- Consegne -
**A.** Secondo l'articolo su Francesco Patanè, chi ha diretto il film "Il cattivo poeta"?
**B.** Nell'articolo su Francesco Patanè, riscrivi il passo che parte dalle parole "Francesco Patanè sorprende" e si chiude dopo "dato per scontato.", cambiando "toni pacati" in "modi gentili".
**C.** Prosegui l'articolo su Francesco Patanè a partire dall'ultima frase riportata.

- Testo di partenza -
::::::

“Sono molto impaziente, curioso ed emozionato. “Il cattivo poeta” è il primo film che affronto come coprotagonista e non vedo l’ora di sapere come andrà, se la storia piacerà e se la mia interpretazione convincerà pubblico e critica”.
Francesco Patanè sorprende chi scrive per i toni pacati, la lucidità nelle risposte, la consapevolezza che ogni incontro è importante e l’umiltà di chi sa bene che il lavoro dell’attore è duro e non va dato per scontato.
Si direbbe sia un interprete esperto e navigato, la sorpresa è che il film diretto da Gianluca Jodice rappresenta per lui una prima volta sul grande schermo. Un debutto al cinema mica da ridere il suo, se è vero che affianca niente meno che Sergio Castellitto (“un mito” ci dice) nella pellicola che racconta gli ultimi anni di vita di Gabriele D’annunzio.

::::::

- Righe fornite -
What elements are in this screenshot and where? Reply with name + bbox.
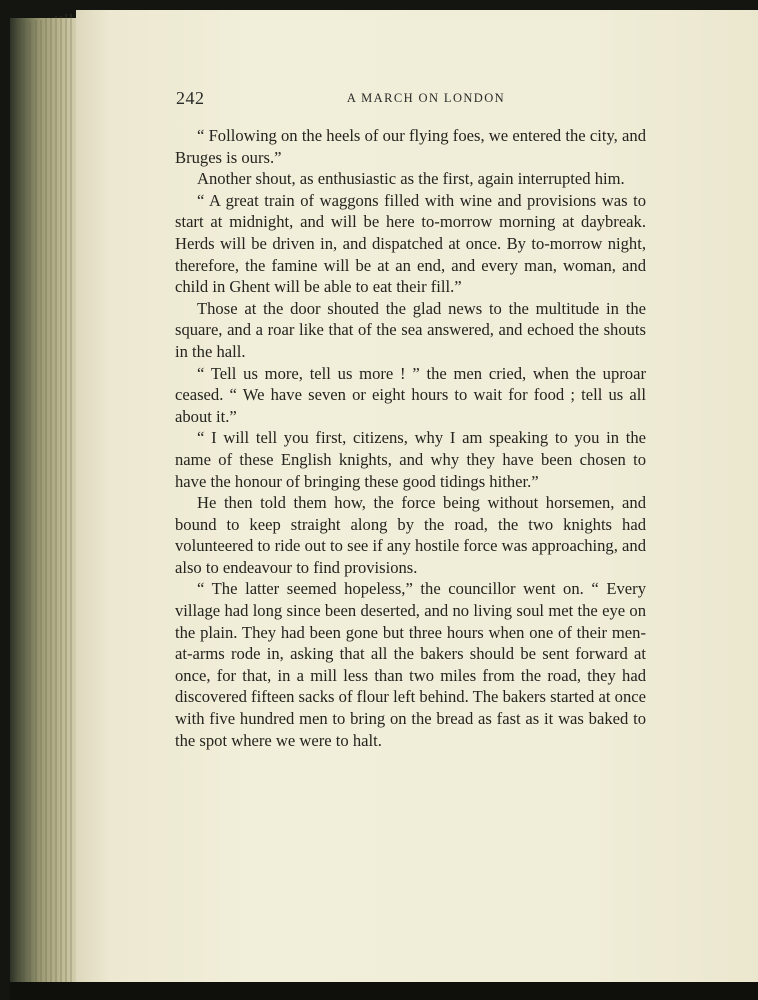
paragraph: Those at the door shouted the glad news to the multitude in the square, and a roar like that of the sea answered, and echoed the shouts in the hall. — [175, 298, 646, 361]
paragraph: “ Tell us more, tell us more ! ” the men cried, when the uproar ceased. “ We have seven or eight hours to wait for food ; tell us all about it.” — [175, 363, 646, 426]
paragraph: He then told them how, the force being without horsemen, and bound to keep straight along by the road, the two knights had volunteered to ride out to see if any hostile force was approaching, and also to endeavour to find provisions. — [175, 493, 646, 577]
body-text — [175, 125, 646, 751]
paragraph: Another shout, as enthusiastic as the first, again interrupted him. — [197, 169, 625, 189]
page-block-edge — [10, 18, 78, 990]
bottom-shadow — [10, 982, 758, 1000]
paragraph: “ Following on the heels of our flying foes, we entered the city, and Bruges is ours.” — [175, 126, 646, 167]
paragraph: “ I will tell you first, citizens, why I am speaking to you in the name of these English knights, and why they have been chosen to have the honour of bringing these good tidings hither.” — [175, 428, 646, 491]
running-head: A MARCH ON LONDON — [346, 91, 506, 105]
page-header — [176, 88, 646, 112]
paragraph: “ A great train of waggons filled with wine and provisions was to start at midnight, and will be here to-morrow morning at daybreak. Herds will be driven in, and dispatched at once. By to-morrow night, therefore, the famine will be at an end, and every man, woman, and child in Ghent will be able to eat their fill.” — [175, 190, 646, 297]
paragraph: “ The latter seemed hopeless,” the councillor went on. “ Every village had long since been deserted, and no living soul met the eye on the plain. They had been gone but three hours when one of their men-at-arms rode in, asking that all the bakers should be sent forward at once, for that, in a mill less than two miles from the road, they had discovered fifteen sacks of flour left behind. The bakers started at once with five hundred men to bring on the bread as fast as it was baked to the spot where we were to halt. — [175, 579, 646, 750]
page-number: 242 — [176, 88, 205, 108]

::::::

- Risposte -
**A.** Gianluca Jodice.

**B.**
Francesco Patanè sorprende chi scrive per i modi gentili, la lucidità nelle risposte, la consapevolezza che ogni incontro è importante e l’umiltà di chi sa bene che il lavoro dell’attore è duro e non va dato per scontato.

**C.**
Ne “Il cattivo poeta” (al cinema dal 20 maggio) Patanè interpreta Giovanni Cosimi, il più giovane federale nell’Italia del 1936, cui viene assegnato un primo incarico davvero delicato: sorvegliare Gabriele D’Annunzio. Il Duce, infatti, teme che il Vate possa ostacolare la sua alleanza con Hitler. L’ammirazione che Comini prova per il poeta rischia di mettere in pericolo la sua carriera appena iniziata. Un personaggio delicato e non facile quello assegnato a Francesco Patanè, affrontato con coraggio e determinazione dall’attore di origine siciliana ma nato e cresciuto a Genova.
Intervista a Francesco Patanè
Francesco, hai iniziato a studiare recitazione da piccolo, hai fatto tanta gavetta a teatro e seguito un sacco di seminari. Inoltre hai già lavorato su pièce importanti, ti sei cimentato con la televisione (“Aldo Moro. Il professore”, “Un passo dal cielo 6”) e hai girato videoclip. Avevi lavorato anche nel piccolo film “Cripta” del 2013, ma come è stata la tua prima volta vera davanti alla macchina da presa?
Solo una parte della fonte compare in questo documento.